-- Start EXERCISE MATERIAL --
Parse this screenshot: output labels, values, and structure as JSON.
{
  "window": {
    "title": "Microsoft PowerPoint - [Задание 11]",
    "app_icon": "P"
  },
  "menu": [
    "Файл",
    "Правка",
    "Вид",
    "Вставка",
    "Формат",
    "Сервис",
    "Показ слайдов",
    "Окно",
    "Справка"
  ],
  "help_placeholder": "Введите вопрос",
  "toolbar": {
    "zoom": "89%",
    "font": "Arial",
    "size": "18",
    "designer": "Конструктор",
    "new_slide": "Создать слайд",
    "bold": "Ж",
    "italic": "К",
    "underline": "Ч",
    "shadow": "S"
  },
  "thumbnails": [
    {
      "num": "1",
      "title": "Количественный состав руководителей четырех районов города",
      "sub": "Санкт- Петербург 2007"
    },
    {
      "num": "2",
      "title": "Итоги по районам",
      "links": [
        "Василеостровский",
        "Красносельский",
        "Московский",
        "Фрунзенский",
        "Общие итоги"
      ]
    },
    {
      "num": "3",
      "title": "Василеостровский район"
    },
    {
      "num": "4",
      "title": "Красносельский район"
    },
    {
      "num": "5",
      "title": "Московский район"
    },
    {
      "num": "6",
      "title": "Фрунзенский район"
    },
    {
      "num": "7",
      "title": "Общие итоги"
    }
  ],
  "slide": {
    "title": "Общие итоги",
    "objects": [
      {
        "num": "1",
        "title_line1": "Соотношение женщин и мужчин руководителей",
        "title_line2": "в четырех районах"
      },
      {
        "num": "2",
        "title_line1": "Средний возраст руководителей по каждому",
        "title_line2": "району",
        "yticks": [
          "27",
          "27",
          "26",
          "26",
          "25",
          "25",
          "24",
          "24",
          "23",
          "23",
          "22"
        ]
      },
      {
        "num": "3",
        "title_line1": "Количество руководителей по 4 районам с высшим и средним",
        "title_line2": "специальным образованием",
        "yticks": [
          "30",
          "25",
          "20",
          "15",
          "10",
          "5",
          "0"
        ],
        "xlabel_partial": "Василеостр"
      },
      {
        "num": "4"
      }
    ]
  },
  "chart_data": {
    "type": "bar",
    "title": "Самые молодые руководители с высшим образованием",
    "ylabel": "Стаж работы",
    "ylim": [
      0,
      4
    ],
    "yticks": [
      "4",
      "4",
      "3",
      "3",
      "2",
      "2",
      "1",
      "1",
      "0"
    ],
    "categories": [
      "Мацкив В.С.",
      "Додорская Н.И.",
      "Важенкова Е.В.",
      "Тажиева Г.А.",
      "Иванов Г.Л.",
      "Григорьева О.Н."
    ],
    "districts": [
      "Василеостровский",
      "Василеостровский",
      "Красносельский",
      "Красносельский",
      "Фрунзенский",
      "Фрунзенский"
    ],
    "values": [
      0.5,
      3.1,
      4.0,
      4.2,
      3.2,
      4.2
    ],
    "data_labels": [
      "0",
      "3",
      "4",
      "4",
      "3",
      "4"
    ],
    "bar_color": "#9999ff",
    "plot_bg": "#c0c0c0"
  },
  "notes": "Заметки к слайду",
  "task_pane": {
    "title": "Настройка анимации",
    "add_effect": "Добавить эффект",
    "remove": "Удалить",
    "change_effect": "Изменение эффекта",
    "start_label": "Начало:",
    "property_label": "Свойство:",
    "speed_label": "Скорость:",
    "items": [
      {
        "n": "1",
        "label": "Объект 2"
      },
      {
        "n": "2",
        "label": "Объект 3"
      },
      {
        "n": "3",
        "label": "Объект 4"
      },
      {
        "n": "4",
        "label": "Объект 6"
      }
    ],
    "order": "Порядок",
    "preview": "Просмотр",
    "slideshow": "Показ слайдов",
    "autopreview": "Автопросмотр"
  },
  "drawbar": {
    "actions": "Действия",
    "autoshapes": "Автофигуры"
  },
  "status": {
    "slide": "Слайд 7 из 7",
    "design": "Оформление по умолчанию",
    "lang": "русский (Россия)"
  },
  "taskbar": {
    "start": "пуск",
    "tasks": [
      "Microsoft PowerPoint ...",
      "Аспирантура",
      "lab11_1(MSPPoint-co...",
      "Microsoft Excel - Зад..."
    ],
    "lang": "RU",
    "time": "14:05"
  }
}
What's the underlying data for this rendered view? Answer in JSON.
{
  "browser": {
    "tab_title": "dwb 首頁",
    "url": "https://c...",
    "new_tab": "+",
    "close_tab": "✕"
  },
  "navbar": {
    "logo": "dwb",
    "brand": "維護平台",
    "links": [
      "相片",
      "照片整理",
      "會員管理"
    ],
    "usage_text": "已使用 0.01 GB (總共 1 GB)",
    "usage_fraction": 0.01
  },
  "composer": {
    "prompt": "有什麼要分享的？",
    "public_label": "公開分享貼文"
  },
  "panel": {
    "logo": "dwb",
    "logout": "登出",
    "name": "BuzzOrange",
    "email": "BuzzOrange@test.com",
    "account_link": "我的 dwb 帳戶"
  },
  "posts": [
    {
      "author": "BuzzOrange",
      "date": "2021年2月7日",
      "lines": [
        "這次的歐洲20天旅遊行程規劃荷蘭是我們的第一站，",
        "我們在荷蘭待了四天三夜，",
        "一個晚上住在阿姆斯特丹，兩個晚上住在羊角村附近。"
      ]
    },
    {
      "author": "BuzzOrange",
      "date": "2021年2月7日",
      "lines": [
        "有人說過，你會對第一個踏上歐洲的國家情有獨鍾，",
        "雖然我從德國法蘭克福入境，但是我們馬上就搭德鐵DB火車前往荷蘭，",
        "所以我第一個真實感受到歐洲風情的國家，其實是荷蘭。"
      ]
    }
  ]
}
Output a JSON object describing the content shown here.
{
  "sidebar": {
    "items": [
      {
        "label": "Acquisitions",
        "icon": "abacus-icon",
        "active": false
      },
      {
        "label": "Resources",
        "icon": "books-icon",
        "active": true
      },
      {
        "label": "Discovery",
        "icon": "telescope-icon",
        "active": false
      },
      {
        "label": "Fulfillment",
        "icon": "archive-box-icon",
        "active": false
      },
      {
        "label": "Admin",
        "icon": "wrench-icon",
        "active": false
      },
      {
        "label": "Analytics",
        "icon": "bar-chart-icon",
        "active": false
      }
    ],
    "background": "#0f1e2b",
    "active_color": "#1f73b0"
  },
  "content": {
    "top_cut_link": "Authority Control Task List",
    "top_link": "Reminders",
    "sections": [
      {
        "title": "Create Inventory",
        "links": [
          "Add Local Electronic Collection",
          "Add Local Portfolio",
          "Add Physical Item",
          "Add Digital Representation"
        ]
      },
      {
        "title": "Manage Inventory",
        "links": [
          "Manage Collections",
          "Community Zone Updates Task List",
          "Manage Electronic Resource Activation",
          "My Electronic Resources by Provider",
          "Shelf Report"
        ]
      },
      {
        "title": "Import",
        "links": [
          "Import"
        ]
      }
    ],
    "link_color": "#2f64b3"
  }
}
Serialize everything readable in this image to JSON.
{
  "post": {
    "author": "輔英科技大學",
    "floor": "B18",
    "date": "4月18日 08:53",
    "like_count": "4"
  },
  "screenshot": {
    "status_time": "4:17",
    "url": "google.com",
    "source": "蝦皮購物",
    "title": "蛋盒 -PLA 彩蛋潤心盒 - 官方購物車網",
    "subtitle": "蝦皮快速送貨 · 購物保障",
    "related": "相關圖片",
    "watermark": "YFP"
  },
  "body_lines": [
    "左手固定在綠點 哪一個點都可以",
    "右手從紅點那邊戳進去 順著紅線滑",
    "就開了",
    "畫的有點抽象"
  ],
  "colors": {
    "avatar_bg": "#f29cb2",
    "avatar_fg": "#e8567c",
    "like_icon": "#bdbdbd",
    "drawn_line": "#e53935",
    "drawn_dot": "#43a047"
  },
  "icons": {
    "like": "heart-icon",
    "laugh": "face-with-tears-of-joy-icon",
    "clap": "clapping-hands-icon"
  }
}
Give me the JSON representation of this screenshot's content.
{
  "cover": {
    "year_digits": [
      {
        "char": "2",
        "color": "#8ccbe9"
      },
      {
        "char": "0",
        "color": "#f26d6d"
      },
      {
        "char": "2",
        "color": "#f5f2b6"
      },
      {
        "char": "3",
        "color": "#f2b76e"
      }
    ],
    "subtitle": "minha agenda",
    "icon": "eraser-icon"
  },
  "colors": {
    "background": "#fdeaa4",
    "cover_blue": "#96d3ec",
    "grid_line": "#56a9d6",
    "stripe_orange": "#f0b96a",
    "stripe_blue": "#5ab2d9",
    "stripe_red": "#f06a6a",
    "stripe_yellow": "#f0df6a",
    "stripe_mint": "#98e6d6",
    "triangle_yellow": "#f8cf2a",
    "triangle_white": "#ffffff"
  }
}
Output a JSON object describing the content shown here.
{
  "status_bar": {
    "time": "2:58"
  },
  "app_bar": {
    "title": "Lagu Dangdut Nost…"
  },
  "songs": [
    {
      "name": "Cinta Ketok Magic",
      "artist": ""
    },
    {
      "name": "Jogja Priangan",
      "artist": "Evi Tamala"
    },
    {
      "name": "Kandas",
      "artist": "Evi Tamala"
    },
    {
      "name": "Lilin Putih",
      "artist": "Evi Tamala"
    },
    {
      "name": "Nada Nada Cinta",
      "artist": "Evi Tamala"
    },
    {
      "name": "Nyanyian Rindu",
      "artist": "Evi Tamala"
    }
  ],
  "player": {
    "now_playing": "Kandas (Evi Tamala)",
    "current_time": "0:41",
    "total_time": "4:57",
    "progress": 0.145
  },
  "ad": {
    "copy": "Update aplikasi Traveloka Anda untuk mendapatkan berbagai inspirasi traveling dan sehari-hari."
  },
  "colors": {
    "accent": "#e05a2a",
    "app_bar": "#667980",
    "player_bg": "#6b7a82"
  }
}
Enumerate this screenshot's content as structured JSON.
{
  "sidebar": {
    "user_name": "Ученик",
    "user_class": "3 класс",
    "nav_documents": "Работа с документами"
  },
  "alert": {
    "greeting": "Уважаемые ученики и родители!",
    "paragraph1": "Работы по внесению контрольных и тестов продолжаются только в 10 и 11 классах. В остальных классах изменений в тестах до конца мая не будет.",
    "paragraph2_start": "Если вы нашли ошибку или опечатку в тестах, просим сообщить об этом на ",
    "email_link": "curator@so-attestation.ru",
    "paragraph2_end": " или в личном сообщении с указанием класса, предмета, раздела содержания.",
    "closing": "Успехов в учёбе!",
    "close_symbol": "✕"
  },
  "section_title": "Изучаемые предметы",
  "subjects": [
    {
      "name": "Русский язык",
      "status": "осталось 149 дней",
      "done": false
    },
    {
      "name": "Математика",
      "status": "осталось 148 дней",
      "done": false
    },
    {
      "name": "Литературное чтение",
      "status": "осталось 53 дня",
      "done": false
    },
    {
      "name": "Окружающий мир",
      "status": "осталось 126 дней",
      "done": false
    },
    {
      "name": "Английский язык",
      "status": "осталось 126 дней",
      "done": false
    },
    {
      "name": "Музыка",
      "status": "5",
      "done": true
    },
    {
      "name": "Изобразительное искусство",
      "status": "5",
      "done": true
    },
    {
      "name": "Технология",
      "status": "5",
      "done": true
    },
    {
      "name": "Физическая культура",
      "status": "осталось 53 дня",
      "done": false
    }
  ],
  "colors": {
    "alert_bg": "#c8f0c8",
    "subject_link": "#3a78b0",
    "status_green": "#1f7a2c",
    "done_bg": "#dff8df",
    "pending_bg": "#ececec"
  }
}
-- End EXERCISE MATERIAL --
▶ [GIVEN EXERCISE]
In the material above, tally every line with the string "Microsoft" in it, then give that number alone.

▶ [RESULT OF THE EXERCISE]
3